RETO:
¿Qué título tiene el ciclo que, según el fragmento de texto, se celebrará en la Feria del Libro de Sevilla?

FRAGMENTO DE TEXTO:
+++++

Dentro de las actividades programadas por la Consejería de Cultura de la Junta de Andalucía en el marco de la próxima Feria del Libro de Sevilla , tendrá lugar el ciclo ‘Bohemia y Literatura. Centenario de la muerte de Alejandro Sawa’, cuya coordinación correrá a cargo del propio Valenzuela. Además de la figura de Sawa, este ciclo se ocupará de otros insignes “bohemios” como Rafael Lasso de la Vega y Rafael Cansinos Assens. Cala es un superviviente de aquellos modos. Aquí el anunciado artículo inédito:
EL ÚLTIMO MALDITO: PEPE CALA
Juan Manuel de Prada, que tantas páginas memorables ha ido dejando sobre autores “desgarrados y excéntricos”, como él los llama, debería ocuparse de este último especimen contemporáneo de aquella caterva literaria, tan lucida. Así, a las estampas de Pedro Luis de Gálvez o Buscarini, u otros no sólo fijados en su novela Las máscaras del héroe, sino también en las puntuales (ay, hasta que cesaron) entregas en la revista Clarín, luego recogidas en libro, debería sumar la de este extraño vate y peculiar pellejo.

+++++

INFORMACIÓN REGISTRADA:
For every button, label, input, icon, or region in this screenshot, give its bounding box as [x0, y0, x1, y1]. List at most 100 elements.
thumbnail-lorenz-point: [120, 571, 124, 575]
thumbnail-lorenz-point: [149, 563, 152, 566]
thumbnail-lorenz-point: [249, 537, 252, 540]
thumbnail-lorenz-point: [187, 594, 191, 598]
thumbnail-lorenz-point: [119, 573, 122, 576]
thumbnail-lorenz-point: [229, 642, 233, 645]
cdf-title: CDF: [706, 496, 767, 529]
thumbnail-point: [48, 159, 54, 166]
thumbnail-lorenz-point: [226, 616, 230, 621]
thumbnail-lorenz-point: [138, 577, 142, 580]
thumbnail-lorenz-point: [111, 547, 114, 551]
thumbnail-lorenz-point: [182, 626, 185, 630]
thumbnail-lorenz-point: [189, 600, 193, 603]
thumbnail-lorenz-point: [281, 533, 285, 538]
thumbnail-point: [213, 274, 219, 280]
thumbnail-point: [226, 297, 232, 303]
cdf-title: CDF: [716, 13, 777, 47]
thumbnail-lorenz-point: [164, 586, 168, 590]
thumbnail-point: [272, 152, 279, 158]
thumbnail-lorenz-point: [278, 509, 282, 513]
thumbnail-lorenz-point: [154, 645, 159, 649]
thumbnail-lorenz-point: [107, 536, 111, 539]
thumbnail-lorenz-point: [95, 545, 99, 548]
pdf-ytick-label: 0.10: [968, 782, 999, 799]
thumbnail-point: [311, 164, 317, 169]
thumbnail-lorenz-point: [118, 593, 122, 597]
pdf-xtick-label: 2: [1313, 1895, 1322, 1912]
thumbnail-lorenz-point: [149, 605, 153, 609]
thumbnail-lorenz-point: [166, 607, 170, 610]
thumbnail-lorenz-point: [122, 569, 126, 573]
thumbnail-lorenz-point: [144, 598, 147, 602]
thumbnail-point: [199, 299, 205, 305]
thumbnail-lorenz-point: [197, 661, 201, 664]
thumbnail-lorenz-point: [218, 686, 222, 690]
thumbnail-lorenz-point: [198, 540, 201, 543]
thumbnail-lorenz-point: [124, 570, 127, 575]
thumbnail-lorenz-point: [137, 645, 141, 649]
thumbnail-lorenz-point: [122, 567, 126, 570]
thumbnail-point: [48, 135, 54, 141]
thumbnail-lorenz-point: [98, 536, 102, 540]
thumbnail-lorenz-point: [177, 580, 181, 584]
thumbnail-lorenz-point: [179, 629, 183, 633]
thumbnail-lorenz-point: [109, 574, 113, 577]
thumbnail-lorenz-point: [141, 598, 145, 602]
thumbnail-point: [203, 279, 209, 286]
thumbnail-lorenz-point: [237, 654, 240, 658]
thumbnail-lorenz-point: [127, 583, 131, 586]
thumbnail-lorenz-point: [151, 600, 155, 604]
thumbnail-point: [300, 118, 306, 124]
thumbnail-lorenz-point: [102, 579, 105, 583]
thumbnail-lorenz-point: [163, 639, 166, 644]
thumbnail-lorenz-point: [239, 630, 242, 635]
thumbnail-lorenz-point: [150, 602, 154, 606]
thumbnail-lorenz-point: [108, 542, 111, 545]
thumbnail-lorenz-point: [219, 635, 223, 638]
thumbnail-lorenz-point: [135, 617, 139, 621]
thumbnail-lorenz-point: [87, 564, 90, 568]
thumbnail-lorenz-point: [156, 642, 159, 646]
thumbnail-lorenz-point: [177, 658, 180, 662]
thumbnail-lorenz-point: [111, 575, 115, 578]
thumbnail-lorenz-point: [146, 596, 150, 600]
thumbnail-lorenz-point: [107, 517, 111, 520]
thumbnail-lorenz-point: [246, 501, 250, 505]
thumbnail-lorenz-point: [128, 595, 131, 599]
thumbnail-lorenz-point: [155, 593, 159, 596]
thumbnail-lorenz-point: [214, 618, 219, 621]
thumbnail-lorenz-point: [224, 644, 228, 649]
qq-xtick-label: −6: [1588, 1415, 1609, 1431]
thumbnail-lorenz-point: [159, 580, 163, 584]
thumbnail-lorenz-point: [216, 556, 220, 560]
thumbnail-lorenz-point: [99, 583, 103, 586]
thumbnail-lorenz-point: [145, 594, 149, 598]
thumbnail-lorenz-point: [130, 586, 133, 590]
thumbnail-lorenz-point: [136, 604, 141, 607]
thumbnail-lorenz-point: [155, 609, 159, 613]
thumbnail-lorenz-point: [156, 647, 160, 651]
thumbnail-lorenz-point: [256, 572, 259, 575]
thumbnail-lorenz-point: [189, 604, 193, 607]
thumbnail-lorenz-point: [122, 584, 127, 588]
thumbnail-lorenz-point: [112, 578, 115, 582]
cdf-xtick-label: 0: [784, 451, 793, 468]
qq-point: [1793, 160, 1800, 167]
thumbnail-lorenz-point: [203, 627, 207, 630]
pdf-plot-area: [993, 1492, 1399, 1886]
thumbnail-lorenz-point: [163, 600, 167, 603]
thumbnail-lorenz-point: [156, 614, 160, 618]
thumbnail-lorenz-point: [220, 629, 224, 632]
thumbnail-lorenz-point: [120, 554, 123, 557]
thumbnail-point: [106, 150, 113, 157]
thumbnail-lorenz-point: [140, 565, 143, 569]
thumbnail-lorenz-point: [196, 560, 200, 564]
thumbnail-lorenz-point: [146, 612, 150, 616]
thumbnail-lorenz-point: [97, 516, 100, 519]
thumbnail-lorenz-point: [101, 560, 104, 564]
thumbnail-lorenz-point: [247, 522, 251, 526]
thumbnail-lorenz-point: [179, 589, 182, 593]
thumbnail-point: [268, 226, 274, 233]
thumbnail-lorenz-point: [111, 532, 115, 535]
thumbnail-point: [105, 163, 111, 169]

+++++

RESPUESTA:
‘Bohemia y Literatura. Centenario de la muerte de Alejandro Sawa’.